▸ **RECORDED INFORMATION**:
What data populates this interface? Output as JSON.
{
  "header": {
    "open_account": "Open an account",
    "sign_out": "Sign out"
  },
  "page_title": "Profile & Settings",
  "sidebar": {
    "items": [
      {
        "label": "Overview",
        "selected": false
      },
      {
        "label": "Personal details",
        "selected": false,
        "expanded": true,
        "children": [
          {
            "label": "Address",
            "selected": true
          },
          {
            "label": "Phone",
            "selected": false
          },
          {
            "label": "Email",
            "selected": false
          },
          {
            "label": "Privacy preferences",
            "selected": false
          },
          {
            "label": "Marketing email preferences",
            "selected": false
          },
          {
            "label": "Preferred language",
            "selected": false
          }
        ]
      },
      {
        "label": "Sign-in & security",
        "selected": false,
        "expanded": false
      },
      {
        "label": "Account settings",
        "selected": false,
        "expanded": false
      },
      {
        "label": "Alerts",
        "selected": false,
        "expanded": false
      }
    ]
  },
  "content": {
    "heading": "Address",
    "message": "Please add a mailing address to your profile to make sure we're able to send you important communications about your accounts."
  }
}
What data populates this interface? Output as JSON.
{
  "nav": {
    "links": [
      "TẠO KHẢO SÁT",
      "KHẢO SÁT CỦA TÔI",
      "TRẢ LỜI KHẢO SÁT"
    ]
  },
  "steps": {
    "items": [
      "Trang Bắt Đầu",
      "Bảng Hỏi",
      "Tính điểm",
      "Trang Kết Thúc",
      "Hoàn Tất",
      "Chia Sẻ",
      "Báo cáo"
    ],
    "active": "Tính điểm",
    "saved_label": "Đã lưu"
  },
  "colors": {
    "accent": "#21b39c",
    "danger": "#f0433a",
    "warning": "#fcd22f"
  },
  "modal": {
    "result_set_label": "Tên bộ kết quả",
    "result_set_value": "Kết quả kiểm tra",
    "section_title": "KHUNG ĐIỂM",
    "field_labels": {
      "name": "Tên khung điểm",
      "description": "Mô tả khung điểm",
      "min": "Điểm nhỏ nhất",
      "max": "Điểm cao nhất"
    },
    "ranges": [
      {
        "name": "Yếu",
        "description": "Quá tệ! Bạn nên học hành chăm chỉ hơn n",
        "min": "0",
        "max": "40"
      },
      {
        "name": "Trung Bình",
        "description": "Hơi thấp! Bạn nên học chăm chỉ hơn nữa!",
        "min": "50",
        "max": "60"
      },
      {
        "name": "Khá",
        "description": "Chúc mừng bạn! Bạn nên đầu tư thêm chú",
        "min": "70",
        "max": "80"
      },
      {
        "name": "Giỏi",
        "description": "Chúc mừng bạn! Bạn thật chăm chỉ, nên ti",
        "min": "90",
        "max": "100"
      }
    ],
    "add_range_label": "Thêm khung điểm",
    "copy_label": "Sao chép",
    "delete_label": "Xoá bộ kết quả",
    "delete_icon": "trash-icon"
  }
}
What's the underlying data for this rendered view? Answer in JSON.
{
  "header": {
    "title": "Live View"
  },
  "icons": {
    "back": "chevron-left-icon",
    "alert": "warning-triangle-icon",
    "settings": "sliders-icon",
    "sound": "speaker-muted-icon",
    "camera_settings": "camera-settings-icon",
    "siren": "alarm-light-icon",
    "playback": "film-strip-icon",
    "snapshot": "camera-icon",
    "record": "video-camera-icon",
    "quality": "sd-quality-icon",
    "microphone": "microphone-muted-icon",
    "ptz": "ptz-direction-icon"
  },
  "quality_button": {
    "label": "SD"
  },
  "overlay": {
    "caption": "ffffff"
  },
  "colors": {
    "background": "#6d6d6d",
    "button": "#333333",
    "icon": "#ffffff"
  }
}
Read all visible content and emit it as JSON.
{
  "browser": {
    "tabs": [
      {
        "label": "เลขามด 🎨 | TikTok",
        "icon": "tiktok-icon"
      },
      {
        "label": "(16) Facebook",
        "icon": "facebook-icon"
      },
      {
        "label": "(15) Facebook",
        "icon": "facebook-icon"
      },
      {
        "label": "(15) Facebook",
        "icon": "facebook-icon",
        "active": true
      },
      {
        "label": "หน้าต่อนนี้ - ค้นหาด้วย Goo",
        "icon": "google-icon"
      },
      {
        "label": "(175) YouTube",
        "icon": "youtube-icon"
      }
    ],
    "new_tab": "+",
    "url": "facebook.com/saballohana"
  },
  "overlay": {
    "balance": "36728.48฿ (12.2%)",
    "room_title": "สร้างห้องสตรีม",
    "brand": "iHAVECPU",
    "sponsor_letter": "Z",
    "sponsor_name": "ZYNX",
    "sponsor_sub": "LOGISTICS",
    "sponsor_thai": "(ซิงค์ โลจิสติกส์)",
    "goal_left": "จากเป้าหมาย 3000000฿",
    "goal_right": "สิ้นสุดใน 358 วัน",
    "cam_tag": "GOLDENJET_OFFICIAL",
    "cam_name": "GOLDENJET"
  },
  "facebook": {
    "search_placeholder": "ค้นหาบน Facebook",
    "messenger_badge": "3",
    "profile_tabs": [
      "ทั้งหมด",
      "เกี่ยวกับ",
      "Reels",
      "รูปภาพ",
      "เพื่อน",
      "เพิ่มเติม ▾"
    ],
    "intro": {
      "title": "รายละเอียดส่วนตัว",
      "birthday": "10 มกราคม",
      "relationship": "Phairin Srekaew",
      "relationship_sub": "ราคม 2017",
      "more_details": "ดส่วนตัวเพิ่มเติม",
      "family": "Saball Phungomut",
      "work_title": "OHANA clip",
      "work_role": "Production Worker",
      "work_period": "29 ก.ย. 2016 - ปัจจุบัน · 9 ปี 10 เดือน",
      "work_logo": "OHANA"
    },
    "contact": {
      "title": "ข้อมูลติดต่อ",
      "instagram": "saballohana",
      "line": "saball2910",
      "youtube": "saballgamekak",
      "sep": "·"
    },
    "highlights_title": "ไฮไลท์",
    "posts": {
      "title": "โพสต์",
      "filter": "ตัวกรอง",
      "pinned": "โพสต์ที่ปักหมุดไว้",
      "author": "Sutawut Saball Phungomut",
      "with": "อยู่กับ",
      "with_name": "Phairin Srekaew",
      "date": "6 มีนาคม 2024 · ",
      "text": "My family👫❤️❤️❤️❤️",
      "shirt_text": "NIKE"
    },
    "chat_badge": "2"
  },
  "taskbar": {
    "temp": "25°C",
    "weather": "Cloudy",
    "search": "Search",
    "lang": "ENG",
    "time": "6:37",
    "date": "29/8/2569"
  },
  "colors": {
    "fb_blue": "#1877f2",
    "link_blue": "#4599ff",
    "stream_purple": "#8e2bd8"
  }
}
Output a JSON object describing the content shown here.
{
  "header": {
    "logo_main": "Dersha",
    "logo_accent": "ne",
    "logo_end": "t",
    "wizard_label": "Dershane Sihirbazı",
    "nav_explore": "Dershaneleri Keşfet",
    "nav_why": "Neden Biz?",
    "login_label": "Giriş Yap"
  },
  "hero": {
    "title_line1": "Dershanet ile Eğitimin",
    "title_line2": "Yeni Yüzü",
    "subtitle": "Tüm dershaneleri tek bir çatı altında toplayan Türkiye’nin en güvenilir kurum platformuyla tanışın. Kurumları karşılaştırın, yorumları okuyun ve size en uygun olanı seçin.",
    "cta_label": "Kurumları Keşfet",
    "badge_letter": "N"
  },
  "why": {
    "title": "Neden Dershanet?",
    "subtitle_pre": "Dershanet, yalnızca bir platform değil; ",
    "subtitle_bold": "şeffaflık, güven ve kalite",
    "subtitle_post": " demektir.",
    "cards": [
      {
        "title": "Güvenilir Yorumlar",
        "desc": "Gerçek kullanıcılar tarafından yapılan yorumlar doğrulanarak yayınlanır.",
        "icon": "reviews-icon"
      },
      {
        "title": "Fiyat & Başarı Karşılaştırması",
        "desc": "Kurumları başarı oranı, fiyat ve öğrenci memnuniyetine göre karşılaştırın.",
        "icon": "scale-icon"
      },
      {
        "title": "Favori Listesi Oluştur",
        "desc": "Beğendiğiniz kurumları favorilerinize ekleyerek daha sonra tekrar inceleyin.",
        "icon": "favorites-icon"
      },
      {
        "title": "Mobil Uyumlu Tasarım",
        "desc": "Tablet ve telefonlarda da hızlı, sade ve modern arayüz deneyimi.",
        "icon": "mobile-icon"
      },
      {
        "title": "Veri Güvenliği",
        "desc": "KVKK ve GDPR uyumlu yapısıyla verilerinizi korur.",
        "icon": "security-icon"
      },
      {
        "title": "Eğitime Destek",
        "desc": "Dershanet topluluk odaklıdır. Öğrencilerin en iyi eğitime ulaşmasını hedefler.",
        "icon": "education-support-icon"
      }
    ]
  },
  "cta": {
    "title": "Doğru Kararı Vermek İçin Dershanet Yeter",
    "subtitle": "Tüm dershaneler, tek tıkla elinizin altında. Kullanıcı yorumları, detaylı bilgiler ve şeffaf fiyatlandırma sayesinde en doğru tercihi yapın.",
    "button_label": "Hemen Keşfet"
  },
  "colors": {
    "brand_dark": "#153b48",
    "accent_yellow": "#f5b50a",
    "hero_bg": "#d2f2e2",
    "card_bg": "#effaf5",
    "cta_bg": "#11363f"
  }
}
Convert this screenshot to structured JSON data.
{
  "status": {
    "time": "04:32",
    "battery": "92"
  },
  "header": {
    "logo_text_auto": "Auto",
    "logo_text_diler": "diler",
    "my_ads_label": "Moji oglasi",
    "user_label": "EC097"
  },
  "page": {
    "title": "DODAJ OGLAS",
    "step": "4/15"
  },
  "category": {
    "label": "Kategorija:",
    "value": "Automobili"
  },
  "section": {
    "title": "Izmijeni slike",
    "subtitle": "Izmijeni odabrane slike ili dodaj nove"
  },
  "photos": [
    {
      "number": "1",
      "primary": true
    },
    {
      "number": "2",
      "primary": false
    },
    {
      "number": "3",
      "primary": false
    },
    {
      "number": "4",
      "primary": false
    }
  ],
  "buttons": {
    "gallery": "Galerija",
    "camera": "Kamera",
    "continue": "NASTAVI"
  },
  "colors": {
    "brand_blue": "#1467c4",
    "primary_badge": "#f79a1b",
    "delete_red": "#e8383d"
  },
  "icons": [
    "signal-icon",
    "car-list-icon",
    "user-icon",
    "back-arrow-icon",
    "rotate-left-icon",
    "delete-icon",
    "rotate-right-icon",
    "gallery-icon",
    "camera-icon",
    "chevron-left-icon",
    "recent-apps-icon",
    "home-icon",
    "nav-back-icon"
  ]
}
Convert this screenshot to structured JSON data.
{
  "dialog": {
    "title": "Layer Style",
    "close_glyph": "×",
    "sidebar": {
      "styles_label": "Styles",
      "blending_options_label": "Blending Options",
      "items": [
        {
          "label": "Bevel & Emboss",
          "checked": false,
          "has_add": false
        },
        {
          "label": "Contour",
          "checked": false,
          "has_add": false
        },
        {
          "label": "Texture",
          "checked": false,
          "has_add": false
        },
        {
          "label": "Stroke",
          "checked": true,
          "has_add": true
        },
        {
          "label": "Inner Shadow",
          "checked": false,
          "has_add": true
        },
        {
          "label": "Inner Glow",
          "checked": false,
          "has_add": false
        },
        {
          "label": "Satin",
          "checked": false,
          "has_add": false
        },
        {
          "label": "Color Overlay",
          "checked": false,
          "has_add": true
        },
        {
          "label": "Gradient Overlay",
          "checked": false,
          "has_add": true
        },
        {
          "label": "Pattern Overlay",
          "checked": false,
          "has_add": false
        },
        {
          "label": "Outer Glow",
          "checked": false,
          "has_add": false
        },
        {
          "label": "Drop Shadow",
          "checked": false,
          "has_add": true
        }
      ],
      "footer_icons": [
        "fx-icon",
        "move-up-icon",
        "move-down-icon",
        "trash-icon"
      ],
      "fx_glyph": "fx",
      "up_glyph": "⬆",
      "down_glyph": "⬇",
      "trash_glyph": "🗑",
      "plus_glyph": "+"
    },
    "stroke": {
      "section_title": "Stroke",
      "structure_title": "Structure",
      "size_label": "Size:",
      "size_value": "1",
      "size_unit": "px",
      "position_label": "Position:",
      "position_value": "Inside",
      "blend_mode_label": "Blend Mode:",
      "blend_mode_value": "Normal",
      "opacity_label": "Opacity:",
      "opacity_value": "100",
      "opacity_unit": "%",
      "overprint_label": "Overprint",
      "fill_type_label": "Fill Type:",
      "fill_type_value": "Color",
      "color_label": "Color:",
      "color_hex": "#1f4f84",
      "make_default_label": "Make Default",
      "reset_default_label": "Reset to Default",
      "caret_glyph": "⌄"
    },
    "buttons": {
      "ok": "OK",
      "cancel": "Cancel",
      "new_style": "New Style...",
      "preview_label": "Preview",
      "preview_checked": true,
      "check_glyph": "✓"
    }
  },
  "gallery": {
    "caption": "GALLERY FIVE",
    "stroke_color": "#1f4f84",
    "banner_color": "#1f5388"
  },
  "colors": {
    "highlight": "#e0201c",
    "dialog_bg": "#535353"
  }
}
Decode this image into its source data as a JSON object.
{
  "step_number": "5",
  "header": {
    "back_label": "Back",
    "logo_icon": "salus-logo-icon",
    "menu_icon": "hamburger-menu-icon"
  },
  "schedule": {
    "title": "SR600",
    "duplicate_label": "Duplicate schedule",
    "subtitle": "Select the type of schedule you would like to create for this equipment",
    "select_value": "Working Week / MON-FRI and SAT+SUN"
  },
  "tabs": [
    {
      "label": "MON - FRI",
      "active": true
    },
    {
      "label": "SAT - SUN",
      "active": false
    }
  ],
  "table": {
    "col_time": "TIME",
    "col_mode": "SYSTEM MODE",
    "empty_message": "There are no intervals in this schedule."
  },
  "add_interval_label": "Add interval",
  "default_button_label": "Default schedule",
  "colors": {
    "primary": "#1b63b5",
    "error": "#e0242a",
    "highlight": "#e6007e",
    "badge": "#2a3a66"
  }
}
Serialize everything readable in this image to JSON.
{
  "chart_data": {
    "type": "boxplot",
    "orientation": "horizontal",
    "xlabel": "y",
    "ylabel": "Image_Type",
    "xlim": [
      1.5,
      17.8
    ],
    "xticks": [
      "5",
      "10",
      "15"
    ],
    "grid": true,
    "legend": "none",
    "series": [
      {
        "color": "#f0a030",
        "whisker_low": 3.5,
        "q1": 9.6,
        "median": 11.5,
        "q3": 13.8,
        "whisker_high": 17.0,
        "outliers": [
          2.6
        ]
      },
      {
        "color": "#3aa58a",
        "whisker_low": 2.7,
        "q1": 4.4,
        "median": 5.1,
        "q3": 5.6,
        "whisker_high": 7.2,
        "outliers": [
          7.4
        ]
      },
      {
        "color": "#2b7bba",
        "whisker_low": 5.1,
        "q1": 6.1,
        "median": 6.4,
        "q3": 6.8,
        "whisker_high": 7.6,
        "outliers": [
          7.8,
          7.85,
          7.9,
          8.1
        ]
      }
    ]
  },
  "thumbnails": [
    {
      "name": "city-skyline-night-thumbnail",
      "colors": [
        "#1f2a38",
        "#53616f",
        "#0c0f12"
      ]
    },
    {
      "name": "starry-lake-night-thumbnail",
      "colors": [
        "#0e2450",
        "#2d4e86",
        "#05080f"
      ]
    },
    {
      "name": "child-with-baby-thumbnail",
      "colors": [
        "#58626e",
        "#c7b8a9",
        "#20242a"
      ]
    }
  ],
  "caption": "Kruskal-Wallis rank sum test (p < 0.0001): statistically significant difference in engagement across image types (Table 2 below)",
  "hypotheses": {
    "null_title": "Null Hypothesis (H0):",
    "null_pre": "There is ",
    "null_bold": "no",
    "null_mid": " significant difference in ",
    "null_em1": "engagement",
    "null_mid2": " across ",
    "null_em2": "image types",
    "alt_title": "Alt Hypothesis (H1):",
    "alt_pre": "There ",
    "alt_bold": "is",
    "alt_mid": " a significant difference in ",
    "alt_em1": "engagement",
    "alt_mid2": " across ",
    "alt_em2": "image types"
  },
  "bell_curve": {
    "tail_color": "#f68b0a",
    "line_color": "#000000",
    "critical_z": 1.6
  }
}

▸ **GIVEN EXERCISE**: Extract lines where the string "yorumları" occurs.

▸ **OUTPUT FOR THIS EXERCISE**:
    "subtitle": "Tüm dershaneleri tek bir çatı altında toplayan Türkiye’nin en güvenilir kurum platformuyla tanışın. Kurumları karşılaştırın, yorumları okuyun ve size en uygun olanı seçin.",
    "subtitle": "Tüm dershaneler, tek tıkla elinizin altında. Kullanıcı yorumları, detaylı bilgiler ve şeffaf fiyatlandırma sayesinde en doğru tercihi yapın.",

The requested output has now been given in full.